Written request:
Read the data and repeat it in full, exactly.

Extracted data:
════════
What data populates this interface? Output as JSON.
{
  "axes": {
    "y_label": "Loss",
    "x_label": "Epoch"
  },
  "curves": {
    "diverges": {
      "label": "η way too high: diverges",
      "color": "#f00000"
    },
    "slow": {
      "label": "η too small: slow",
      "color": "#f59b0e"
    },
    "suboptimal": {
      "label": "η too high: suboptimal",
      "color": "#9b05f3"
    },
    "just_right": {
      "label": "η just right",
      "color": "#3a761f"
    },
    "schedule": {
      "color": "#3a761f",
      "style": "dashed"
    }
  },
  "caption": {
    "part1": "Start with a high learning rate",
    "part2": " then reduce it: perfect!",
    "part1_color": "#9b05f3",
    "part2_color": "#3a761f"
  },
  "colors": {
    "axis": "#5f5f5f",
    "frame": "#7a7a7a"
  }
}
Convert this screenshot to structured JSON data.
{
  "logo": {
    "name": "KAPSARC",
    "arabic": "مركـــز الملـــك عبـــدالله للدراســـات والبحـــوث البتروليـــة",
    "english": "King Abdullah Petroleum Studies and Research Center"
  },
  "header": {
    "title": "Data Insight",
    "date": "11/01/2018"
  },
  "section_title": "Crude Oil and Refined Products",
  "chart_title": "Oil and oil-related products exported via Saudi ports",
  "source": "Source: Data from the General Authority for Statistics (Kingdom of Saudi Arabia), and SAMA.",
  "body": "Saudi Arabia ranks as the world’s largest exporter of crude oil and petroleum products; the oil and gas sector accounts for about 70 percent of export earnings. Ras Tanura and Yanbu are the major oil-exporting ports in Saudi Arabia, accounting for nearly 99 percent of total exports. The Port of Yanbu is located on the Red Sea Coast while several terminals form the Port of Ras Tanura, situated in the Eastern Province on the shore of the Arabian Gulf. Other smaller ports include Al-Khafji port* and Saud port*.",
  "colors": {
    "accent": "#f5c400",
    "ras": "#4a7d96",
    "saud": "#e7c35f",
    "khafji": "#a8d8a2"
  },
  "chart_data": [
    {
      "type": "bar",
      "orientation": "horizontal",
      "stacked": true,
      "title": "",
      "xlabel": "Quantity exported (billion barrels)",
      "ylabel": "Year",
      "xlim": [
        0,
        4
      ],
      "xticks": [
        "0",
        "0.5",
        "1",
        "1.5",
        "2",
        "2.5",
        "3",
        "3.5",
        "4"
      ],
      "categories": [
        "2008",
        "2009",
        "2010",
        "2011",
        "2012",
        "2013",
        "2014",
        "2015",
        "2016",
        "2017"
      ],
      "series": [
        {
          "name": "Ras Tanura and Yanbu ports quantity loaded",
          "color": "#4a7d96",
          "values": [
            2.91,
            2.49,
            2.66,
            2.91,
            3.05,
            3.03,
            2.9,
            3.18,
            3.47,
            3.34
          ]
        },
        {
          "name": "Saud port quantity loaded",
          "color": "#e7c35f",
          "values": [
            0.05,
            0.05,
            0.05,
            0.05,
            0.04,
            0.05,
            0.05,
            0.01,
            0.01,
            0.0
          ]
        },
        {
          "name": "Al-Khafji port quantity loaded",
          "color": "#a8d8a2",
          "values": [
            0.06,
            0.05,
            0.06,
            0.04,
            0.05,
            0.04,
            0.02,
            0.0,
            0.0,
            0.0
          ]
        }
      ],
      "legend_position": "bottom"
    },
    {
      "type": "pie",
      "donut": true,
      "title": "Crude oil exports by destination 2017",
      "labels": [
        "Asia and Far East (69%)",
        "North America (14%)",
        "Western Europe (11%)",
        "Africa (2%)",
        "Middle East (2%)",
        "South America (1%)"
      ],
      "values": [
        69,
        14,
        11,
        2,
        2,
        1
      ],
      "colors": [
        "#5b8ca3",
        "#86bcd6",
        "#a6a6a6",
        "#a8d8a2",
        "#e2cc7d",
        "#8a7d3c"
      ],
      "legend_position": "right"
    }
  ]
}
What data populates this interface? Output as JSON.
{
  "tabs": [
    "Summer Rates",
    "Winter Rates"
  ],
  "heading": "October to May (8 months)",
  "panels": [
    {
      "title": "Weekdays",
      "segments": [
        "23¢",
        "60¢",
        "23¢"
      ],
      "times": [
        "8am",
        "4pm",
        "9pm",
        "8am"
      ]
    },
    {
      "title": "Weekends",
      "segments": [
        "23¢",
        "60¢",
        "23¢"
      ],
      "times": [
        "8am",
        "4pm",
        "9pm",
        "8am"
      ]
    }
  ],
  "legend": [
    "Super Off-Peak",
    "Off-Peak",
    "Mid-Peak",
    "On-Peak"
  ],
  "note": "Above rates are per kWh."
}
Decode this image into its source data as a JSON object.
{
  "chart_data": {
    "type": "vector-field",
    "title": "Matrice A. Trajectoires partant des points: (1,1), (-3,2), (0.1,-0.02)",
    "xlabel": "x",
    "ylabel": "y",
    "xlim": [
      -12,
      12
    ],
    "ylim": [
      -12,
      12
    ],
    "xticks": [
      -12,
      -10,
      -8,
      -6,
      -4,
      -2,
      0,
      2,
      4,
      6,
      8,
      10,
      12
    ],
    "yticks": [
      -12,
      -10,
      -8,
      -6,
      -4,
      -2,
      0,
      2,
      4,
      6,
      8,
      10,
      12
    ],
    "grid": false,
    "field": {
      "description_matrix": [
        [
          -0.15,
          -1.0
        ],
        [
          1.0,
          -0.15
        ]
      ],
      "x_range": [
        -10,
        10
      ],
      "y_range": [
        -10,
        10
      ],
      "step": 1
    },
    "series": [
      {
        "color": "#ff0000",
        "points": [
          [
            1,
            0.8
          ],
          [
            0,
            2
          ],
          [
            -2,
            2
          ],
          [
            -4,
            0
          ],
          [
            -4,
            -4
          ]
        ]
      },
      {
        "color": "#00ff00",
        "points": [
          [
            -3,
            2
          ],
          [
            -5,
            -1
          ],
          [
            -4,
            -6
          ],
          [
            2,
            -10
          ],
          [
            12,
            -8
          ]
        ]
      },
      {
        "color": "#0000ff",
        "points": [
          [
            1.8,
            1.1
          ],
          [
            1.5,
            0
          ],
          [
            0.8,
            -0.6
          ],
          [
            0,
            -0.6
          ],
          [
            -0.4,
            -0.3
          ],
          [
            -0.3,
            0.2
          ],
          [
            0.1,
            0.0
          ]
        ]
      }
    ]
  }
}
════════
Task solution:
What data populates this interface? Output as JSON.
{
  "axes": {
    "y_label": "Loss",
    "x_label": "Epoch"
  },
  "curves": {
    "diverges": {
      "label": "η way too high: diverges",
      "color": "#f00000"
    },
    "slow": {
      "label": "η too small: slow",
      "color": "#f59b0e"
    },
    "suboptimal": {
      "label": "η too high: suboptimal",
      "color": "#9b05f3"
    },
    "just_right": {
      "label": "η just right",
      "color": "#3a761f"
    },
    "schedule": {
      "color": "#3a761f",
      "style": "dashed"
    }
  },
  "caption": {
    "part1": "Start with a high learning rate",
    "part2": " then reduce it: perfect!",
    "part1_color": "#9b05f3",
    "part2_color": "#3a761f"
  },
  "colors": {
    "axis": "#5f5f5f",
    "frame": "#7a7a7a"
  }
}
Convert this screenshot to structured JSON data.
{
  "logo": {
    "name": "KAPSARC",
    "arabic": "مركـــز الملـــك عبـــدالله للدراســـات والبحـــوث البتروليـــة",
    "english": "King Abdullah Petroleum Studies and Research Center"
  },
  "header": {
    "title": "Data Insight",
    "date": "11/01/2018"
  },
  "section_title": "Crude Oil and Refined Products",
  "chart_title": "Oil and oil-related products exported via Saudi ports",
  "source": "Source: Data from the General Authority for Statistics (Kingdom of Saudi Arabia), and SAMA.",
  "body": "Saudi Arabia ranks as the world’s largest exporter of crude oil and petroleum products; the oil and gas sector accounts for about 70 percent of export earnings. Ras Tanura and Yanbu are the major oil-exporting ports in Saudi Arabia, accounting for nearly 99 percent of total exports. The Port of Yanbu is located on the Red Sea Coast while several terminals form the Port of Ras Tanura, situated in the Eastern Province on the shore of the Arabian Gulf. Other smaller ports include Al-Khafji port* and Saud port*.",
  "colors": {
    "accent": "#f5c400",
    "ras": "#4a7d96",
    "saud": "#e7c35f",
    "khafji": "#a8d8a2"
  },
  "chart_data": [
    {
      "type": "bar",
      "orientation": "horizontal",
      "stacked": true,
      "title": "",
      "xlabel": "Quantity exported (billion barrels)",
      "ylabel": "Year",
      "xlim": [
        0,
        4
      ],
      "xticks": [
        "0",
        "0.5",
        "1",
        "1.5",
        "2",
        "2.5",
        "3",
        "3.5",
        "4"
      ],
      "categories": [
        "2008",
        "2009",
        "2010",
        "2011",
        "2012",
        "2013",
        "2014",
        "2015",
        "2016",
        "2017"
      ],
      "series": [
        {
          "name": "Ras Tanura and Yanbu ports quantity loaded",
          "color": "#4a7d96",
          "values": [
            2.91,
            2.49,
            2.66,
            2.91,
            3.05,
            3.03,
            2.9,
            3.18,
            3.47,
            3.34
          ]
        },
        {
          "name": "Saud port quantity loaded",
          "color": "#e7c35f",
          "values": [
            0.05,
            0.05,
            0.05,
            0.05,
            0.04,
            0.05,
            0.05,
            0.01,
            0.01,
            0.0
          ]
        },
        {
          "name": "Al-Khafji port quantity loaded",
          "color": "#a8d8a2",
          "values": [
            0.06,
            0.05,
            0.06,
            0.04,
            0.05,
            0.04,
            0.02,
            0.0,
            0.0,
            0.0
          ]
        }
      ],
      "legend_position": "bottom"
    },
    {
      "type": "pie",
      "donut": true,
      "title": "Crude oil exports by destination 2017",
      "labels": [
        "Asia and Far East (69%)",
        "North America (14%)",
        "Western Europe (11%)",
        "Africa (2%)",
        "Middle East (2%)",
        "South America (1%)"
      ],
      "values": [
        69,
        14,
        11,
        2,
        2,
        1
      ],
      "colors": [
        "#5b8ca3",
        "#86bcd6",
        "#a6a6a6",
        "#a8d8a2",
        "#e2cc7d",
        "#8a7d3c"
      ],
      "legend_position": "right"
    }
  ]
}
What data populates this interface? Output as JSON.
{
  "tabs": [
    "Summer Rates",
    "Winter Rates"
  ],
  "heading": "October to May (8 months)",
  "panels": [
    {
      "title": "Weekdays",
      "segments": [
        "23¢",
        "60¢",
        "23¢"
      ],
      "times": [
        "8am",
        "4pm",
        "9pm",
        "8am"
      ]
    },
    {
      "title": "Weekends",
      "segments": [
        "23¢",
        "60¢",
        "23¢"
      ],
      "times": [
        "8am",
        "4pm",
        "9pm",
        "8am"
      ]
    }
  ],
  "legend": [
    "Super Off-Peak",
    "Off-Peak",
    "Mid-Peak",
    "On-Peak"
  ],
  "note": "Above rates are per kWh."
}
Decode this image into its source data as a JSON object.
{
  "chart_data": {
    "type": "vector-field",
    "title": "Matrice A. Trajectoires partant des points: (1,1), (-3,2), (0.1,-0.02)",
    "xlabel": "x",
    "ylabel": "y",
    "xlim": [
      -12,
      12
    ],
    "ylim": [
      -12,
      12
    ],
    "xticks": [
      -12,
      -10,
      -8,
      -6,
      -4,
      -2,
      0,
      2,
      4,
      6,
      8,
      10,
      12
    ],
    "yticks": [
      -12,
      -10,
      -8,
      -6,
      -4,
      -2,
      0,
      2,
      4,
      6,
      8,
      10,
      12
    ],
    "grid": false,
    "field": {
      "description_matrix": [
        [
          -0.15,
          -1.0
        ],
        [
          1.0,
          -0.15
        ]
      ],
      "x_range": [
        -10,
        10
      ],
      "y_range": [
        -10,
        10
      ],
      "step": 1
    },
    "series": [
      {
        "color": "#ff0000",
        "points": [
          [
            1,
            0.8
          ],
          [
            0,
            2
          ],
          [
            -2,
            2
          ],
          [
            -4,
            0
          ],
          [
            -4,
            -4
          ]
        ]
      },
      {
        "color": "#00ff00",
        "points": [
          [
            -3,
            2
          ],
          [
            -5,
            -1
          ],
          [
            -4,
            -6
          ],
          [
            2,
            -10
          ],
          [
            12,
            -8
          ]
        ]
      },
      {
        "color": "#0000ff",
        "points": [
          [
            1.8,
            1.1
          ],
          [
            1.5,
            0
          ],
          [
            0.8,
            -0.6
          ],
          [
            0,
            -0.6
          ],
          [
            -0.4,
            -0.3
          ],
          [
            -0.3,
            0.2
          ],
          [
            0.1,
            0.0
          ]
        ]
      }
    ]
  }
}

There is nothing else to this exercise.